• _Dataset records on visual material_:
----------
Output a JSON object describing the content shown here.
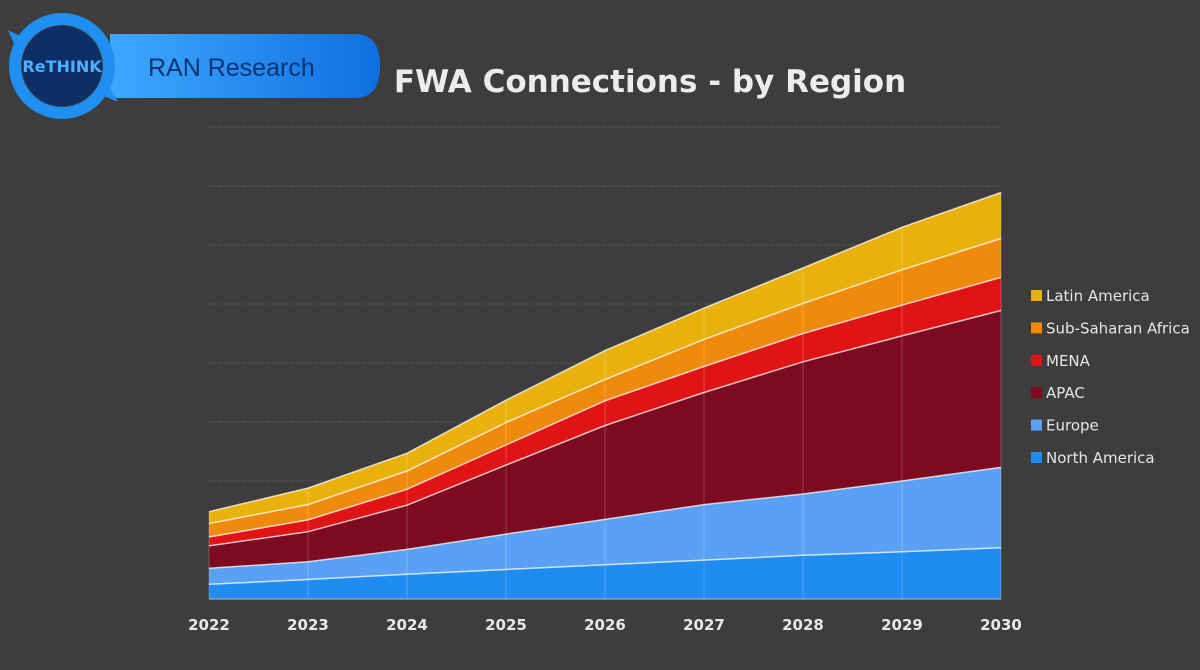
{
  "brand": {
    "logo_text": "ReTHINK",
    "banner_text": "RAN Research"
  },
  "chart_data": {
    "type": "area",
    "stacked": true,
    "title": "FWA Connections - by Region",
    "xlabel": "",
    "ylabel": "",
    "y_axis_labels_shown": false,
    "grid": "horizontal dotted",
    "legend_position": "right",
    "x": [
      "2022",
      "2023",
      "2024",
      "2025",
      "2026",
      "2027",
      "2028",
      "2029",
      "2030"
    ],
    "ylim": [
      0,
      8
    ],
    "series": [
      {
        "name": "North America",
        "color": "#1e8cf0",
        "values": [
          0.25,
          0.33,
          0.42,
          0.5,
          0.58,
          0.66,
          0.74,
          0.8,
          0.87
        ]
      },
      {
        "name": "Europe",
        "color": "#5aa0f5",
        "values": [
          0.27,
          0.3,
          0.42,
          0.6,
          0.77,
          0.94,
          1.04,
          1.2,
          1.36
        ]
      },
      {
        "name": "APAC",
        "color": "#7d0a1e",
        "values": [
          0.38,
          0.51,
          0.75,
          1.17,
          1.59,
          1.9,
          2.24,
          2.46,
          2.66
        ]
      },
      {
        "name": "MENA",
        "color": "#e01414",
        "values": [
          0.15,
          0.2,
          0.27,
          0.34,
          0.42,
          0.44,
          0.48,
          0.52,
          0.56
        ]
      },
      {
        "name": "Sub-Saharan Africa",
        "color": "#f08a0c",
        "values": [
          0.23,
          0.26,
          0.31,
          0.38,
          0.36,
          0.46,
          0.51,
          0.6,
          0.66
        ]
      },
      {
        "name": "Latin America",
        "color": "#e8b10c",
        "values": [
          0.2,
          0.28,
          0.3,
          0.38,
          0.49,
          0.53,
          0.6,
          0.72,
          0.78
        ]
      }
    ],
    "legend_order": [
      "Latin America",
      "Sub-Saharan Africa",
      "MENA",
      "APAC",
      "Europe",
      "North America"
    ]
  }
}
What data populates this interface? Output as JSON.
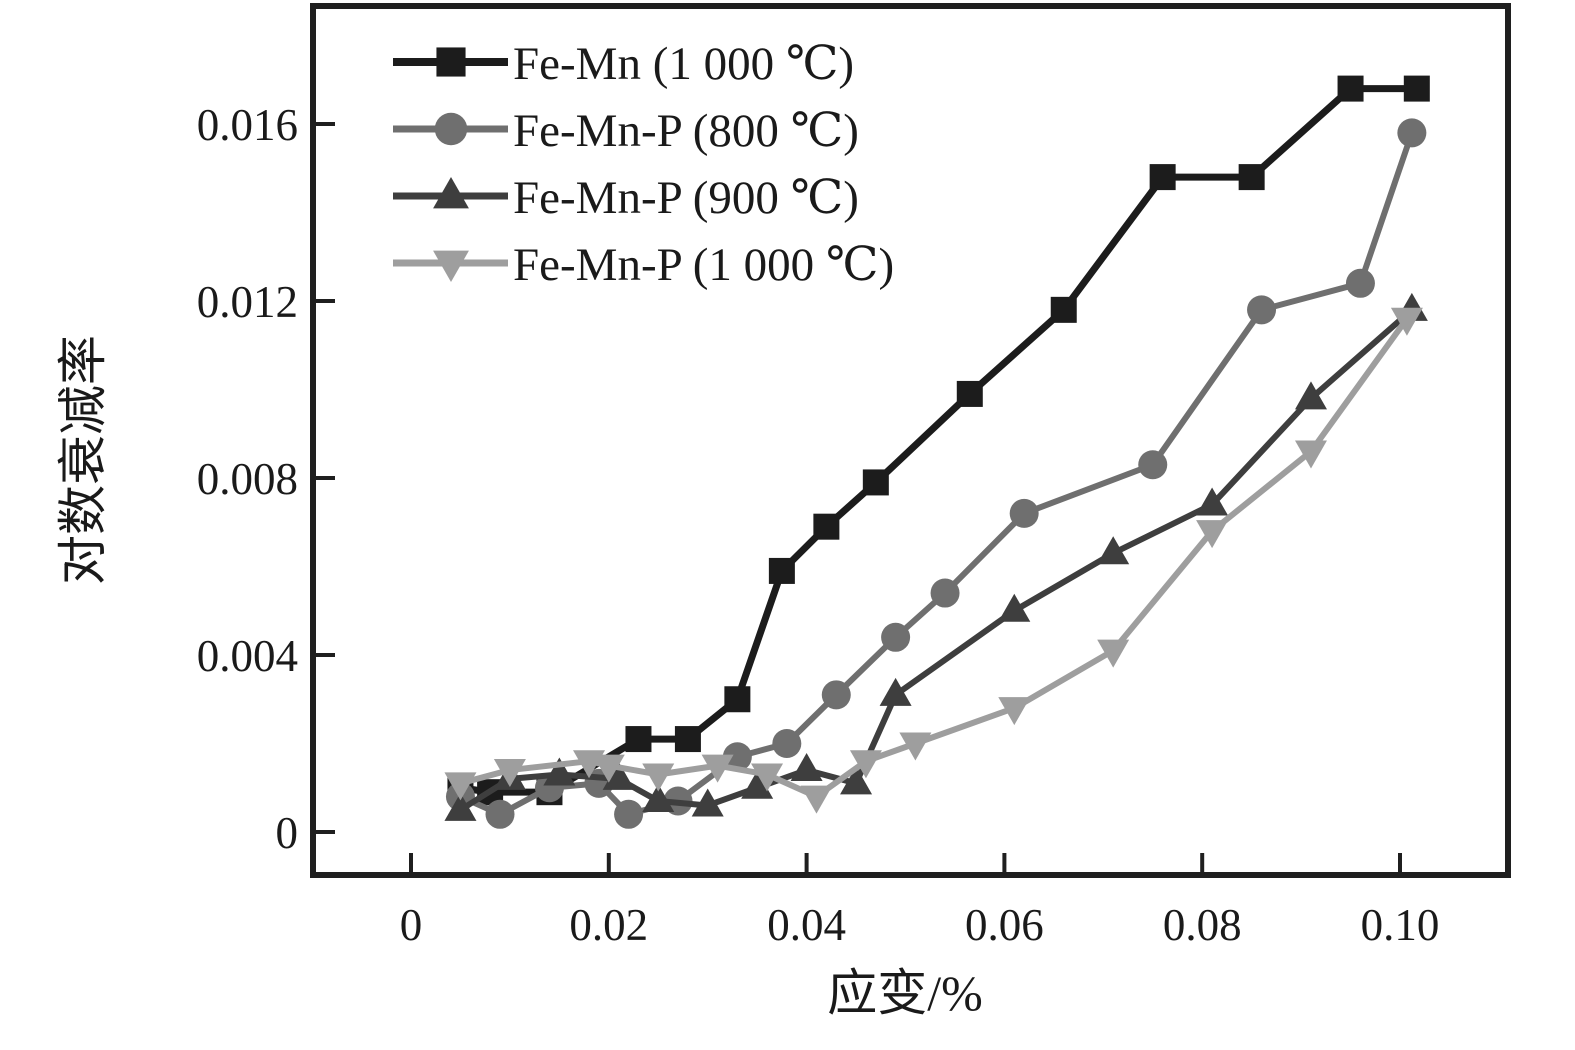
{
  "chart_data": {
    "type": "line",
    "title": "",
    "xlabel": "应变/%",
    "ylabel": "对数衰减率",
    "xlim": [
      -0.01,
      0.111
    ],
    "ylim": [
      -0.001,
      0.0187
    ],
    "grid": false,
    "legend_position": "top-left-inside",
    "xticks": {
      "values": [
        0,
        0.02,
        0.04,
        0.06,
        0.08,
        0.1
      ],
      "labels": [
        "0",
        "0.02",
        "0.04",
        "0.06",
        "0.08",
        "0.10"
      ]
    },
    "yticks": {
      "values": [
        0,
        0.004,
        0.008,
        0.012,
        0.016
      ],
      "labels": [
        "0",
        "0.004",
        "0.008",
        "0.012",
        "0.016"
      ]
    },
    "series": [
      {
        "name": "Fe-Mn (1 000 ℃)",
        "marker": "square",
        "color": "#1c1c1c",
        "line_width": 7,
        "points": [
          [
            0.005,
            0.001
          ],
          [
            0.008,
            0.0009
          ],
          [
            0.014,
            0.0009
          ],
          [
            0.023,
            0.0021
          ],
          [
            0.028,
            0.0021
          ],
          [
            0.033,
            0.003
          ],
          [
            0.0375,
            0.0059
          ],
          [
            0.042,
            0.0069
          ],
          [
            0.047,
            0.0079
          ],
          [
            0.0565,
            0.0099
          ],
          [
            0.066,
            0.0118
          ],
          [
            0.076,
            0.0148
          ],
          [
            0.085,
            0.0148
          ],
          [
            0.095,
            0.0168
          ],
          [
            0.1017,
            0.0168
          ]
        ]
      },
      {
        "name": "Fe-Mn-P (800 ℃)",
        "marker": "circle",
        "color": "#6f6f6f",
        "line_width": 6,
        "points": [
          [
            0.005,
            0.0008
          ],
          [
            0.009,
            0.0004
          ],
          [
            0.014,
            0.001
          ],
          [
            0.019,
            0.0011
          ],
          [
            0.022,
            0.0004
          ],
          [
            0.027,
            0.0007
          ],
          [
            0.033,
            0.0017
          ],
          [
            0.038,
            0.002
          ],
          [
            0.043,
            0.0031
          ],
          [
            0.049,
            0.0044
          ],
          [
            0.054,
            0.0054
          ],
          [
            0.062,
            0.0072
          ],
          [
            0.075,
            0.0083
          ],
          [
            0.086,
            0.0118
          ],
          [
            0.096,
            0.0124
          ],
          [
            0.1012,
            0.0158
          ]
        ]
      },
      {
        "name": "Fe-Mn-P (900 ℃)",
        "marker": "triangle-up",
        "color": "#3e3e3e",
        "line_width": 6,
        "points": [
          [
            0.005,
            0.0005
          ],
          [
            0.01,
            0.0012
          ],
          [
            0.015,
            0.0013
          ],
          [
            0.021,
            0.0012
          ],
          [
            0.025,
            0.0007
          ],
          [
            0.03,
            0.0006
          ],
          [
            0.035,
            0.001
          ],
          [
            0.04,
            0.0014
          ],
          [
            0.045,
            0.0011
          ],
          [
            0.049,
            0.0031
          ],
          [
            0.061,
            0.005
          ],
          [
            0.071,
            0.0063
          ],
          [
            0.081,
            0.0074
          ],
          [
            0.091,
            0.0098
          ],
          [
            0.1012,
            0.0118
          ]
        ]
      },
      {
        "name": "Fe-Mn-P (1 000 ℃)",
        "marker": "triangle-down",
        "color": "#9e9e9e",
        "line_width": 6,
        "points": [
          [
            0.005,
            0.0011
          ],
          [
            0.01,
            0.0014
          ],
          [
            0.018,
            0.0016
          ],
          [
            0.02,
            0.0015
          ],
          [
            0.025,
            0.0013
          ],
          [
            0.031,
            0.0015
          ],
          [
            0.036,
            0.0013
          ],
          [
            0.041,
            0.0008
          ],
          [
            0.046,
            0.0016
          ],
          [
            0.051,
            0.002
          ],
          [
            0.061,
            0.0028
          ],
          [
            0.071,
            0.0041
          ],
          [
            0.081,
            0.0068
          ],
          [
            0.091,
            0.0086
          ],
          [
            0.1007,
            0.0116
          ]
        ]
      }
    ]
  }
}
----------
• _EXERCISE AIM_: Every entry must be transcribed exactly. Pictures do not belong in the copy.

• _OUTPUT_:
Output a JSON object describing the content shown here.
{
  "brand": {
    "logo_text": "ReTHINK",
    "banner_text": "RAN Research"
  },
  "chart_data": {
    "type": "area",
    "stacked": true,
    "title": "FWA Connections - by Region",
    "xlabel": "",
    "ylabel": "",
    "y_axis_labels_shown": false,
    "grid": "horizontal dotted",
    "legend_position": "right",
    "x": [
      "2022",
      "2023",
      "2024",
      "2025",
      "2026",
      "2027",
      "2028",
      "2029",
      "2030"
    ],
    "ylim": [
      0,
      8
    ],
    "series": [
      {
        "name": "North America",
        "color": "#1e8cf0",
        "values": [
          0.25,
          0.33,
          0.42,
          0.5,
          0.58,
          0.66,
          0.74,
          0.8,
          0.87
        ]
      },
      {
        "name": "Europe",
        "color": "#5aa0f5",
        "values": [
          0.27,
          0.3,
          0.42,
          0.6,
          0.77,
          0.94,
          1.04,
          1.2,
          1.36
        ]
      },
      {
        "name": "APAC",
        "color": "#7d0a1e",
        "values": [
          0.38,
          0.51,
          0.75,
          1.17,
          1.59,
          1.9,
          2.24,
          2.46,
          2.66
        ]
      },
      {
        "name": "MENA",
        "color": "#e01414",
        "values": [
          0.15,
          0.2,
          0.27,
          0.34,
          0.42,
          0.44,
          0.48,
          0.52,
          0.56
        ]
      },
      {
        "name": "Sub-Saharan Africa",
        "color": "#f08a0c",
        "values": [
          0.23,
          0.26,
          0.31,
          0.38,
          0.36,
          0.46,
          0.51,
          0.6,
          0.66
        ]
      },
      {
        "name": "Latin America",
        "color": "#e8b10c",
        "values": [
          0.2,
          0.28,
          0.3,
          0.38,
          0.49,
          0.53,
          0.6,
          0.72,
          0.78
        ]
      }
    ],
    "legend_order": [
      "Latin America",
      "Sub-Saharan Africa",
      "MENA",
      "APAC",
      "Europe",
      "North America"
    ]
  }
}
What data populates this interface? Output as JSON.
{
  "chart_data": {
    "type": "line",
    "title": "",
    "xlabel": "应变/%",
    "ylabel": "对数衰减率",
    "xlim": [
      -0.01,
      0.111
    ],
    "ylim": [
      -0.001,
      0.0187
    ],
    "grid": false,
    "legend_position": "top-left-inside",
    "xticks": {
      "values": [
        0,
        0.02,
        0.04,
        0.06,
        0.08,
        0.1
      ],
      "labels": [
        "0",
        "0.02",
        "0.04",
        "0.06",
        "0.08",
        "0.10"
      ]
    },
    "yticks": {
      "values": [
        0,
        0.004,
        0.008,
        0.012,
        0.016
      ],
      "labels": [
        "0",
        "0.004",
        "0.008",
        "0.012",
        "0.016"
      ]
    },
    "series": [
      {
        "name": "Fe-Mn (1 000 ℃)",
        "marker": "square",
        "color": "#1c1c1c",
        "line_width": 7,
        "points": [
          [
            0.005,
            0.001
          ],
          [
            0.008,
            0.0009
          ],
          [
            0.014,
            0.0009
          ],
          [
            0.023,
            0.0021
          ],
          [
            0.028,
            0.0021
          ],
          [
            0.033,
            0.003
          ],
          [
            0.0375,
            0.0059
          ],
          [
            0.042,
            0.0069
          ],
          [
            0.047,
            0.0079
          ],
          [
            0.0565,
            0.0099
          ],
          [
            0.066,
            0.0118
          ],
          [
            0.076,
            0.0148
          ],
          [
            0.085,
            0.0148
          ],
          [
            0.095,
            0.0168
          ],
          [
            0.1017,
            0.0168
          ]
        ]
      },
      {
        "name": "Fe-Mn-P (800 ℃)",
        "marker": "circle",
        "color": "#6f6f6f",
        "line_width": 6,
        "points": [
          [
            0.005,
            0.0008
          ],
          [
            0.009,
            0.0004
          ],
          [
            0.014,
            0.001
          ],
          [
            0.019,
            0.0011
          ],
          [
            0.022,
            0.0004
          ],
          [
            0.027,
            0.0007
          ],
          [
            0.033,
            0.0017
          ],
          [
            0.038,
            0.002
          ],
          [
            0.043,
            0.0031
          ],
          [
            0.049,
            0.0044
          ],
          [
            0.054,
            0.0054
          ],
          [
            0.062,
            0.0072
          ],
          [
            0.075,
            0.0083
          ],
          [
            0.086,
            0.0118
          ],
          [
            0.096,
            0.0124
          ],
          [
            0.1012,
            0.0158
          ]
        ]
      },
      {
        "name": "Fe-Mn-P (900 ℃)",
        "marker": "triangle-up",
        "color": "#3e3e3e",
        "line_width": 6,
        "points": [
          [
            0.005,
            0.0005
          ],
          [
            0.01,
            0.0012
          ],
          [
            0.015,
            0.0013
          ],
          [
            0.021,
            0.0012
          ],
          [
            0.025,
            0.0007
          ],
          [
            0.03,
            0.0006
          ],
          [
            0.035,
            0.001
          ],
          [
            0.04,
            0.0014
          ],
          [
            0.045,
            0.0011
          ],
          [
            0.049,
            0.0031
          ],
          [
            0.061,
            0.005
          ],
          [
            0.071,
            0.0063
          ],
          [
            0.081,
            0.0074
          ],
          [
            0.091,
            0.0098
          ],
          [
            0.1012,
            0.0118
          ]
        ]
      },
      {
        "name": "Fe-Mn-P (1 000 ℃)",
        "marker": "triangle-down",
        "color": "#9e9e9e",
        "line_width": 6,
        "points": [
          [
            0.005,
            0.0011
          ],
          [
            0.01,
            0.0014
          ],
          [
            0.018,
            0.0016
          ],
          [
            0.02,
            0.0015
          ],
          [
            0.025,
            0.0013
          ],
          [
            0.031,
            0.0015
          ],
          [
            0.036,
            0.0013
          ],
          [
            0.041,
            0.0008
          ],
          [
            0.046,
            0.0016
          ],
          [
            0.051,
            0.002
          ],
          [
            0.061,
            0.0028
          ],
          [
            0.071,
            0.0041
          ],
          [
            0.081,
            0.0068
          ],
          [
            0.091,
            0.0086
          ],
          [
            0.1007,
            0.0116
          ]
        ]
      }
    ]
  }
}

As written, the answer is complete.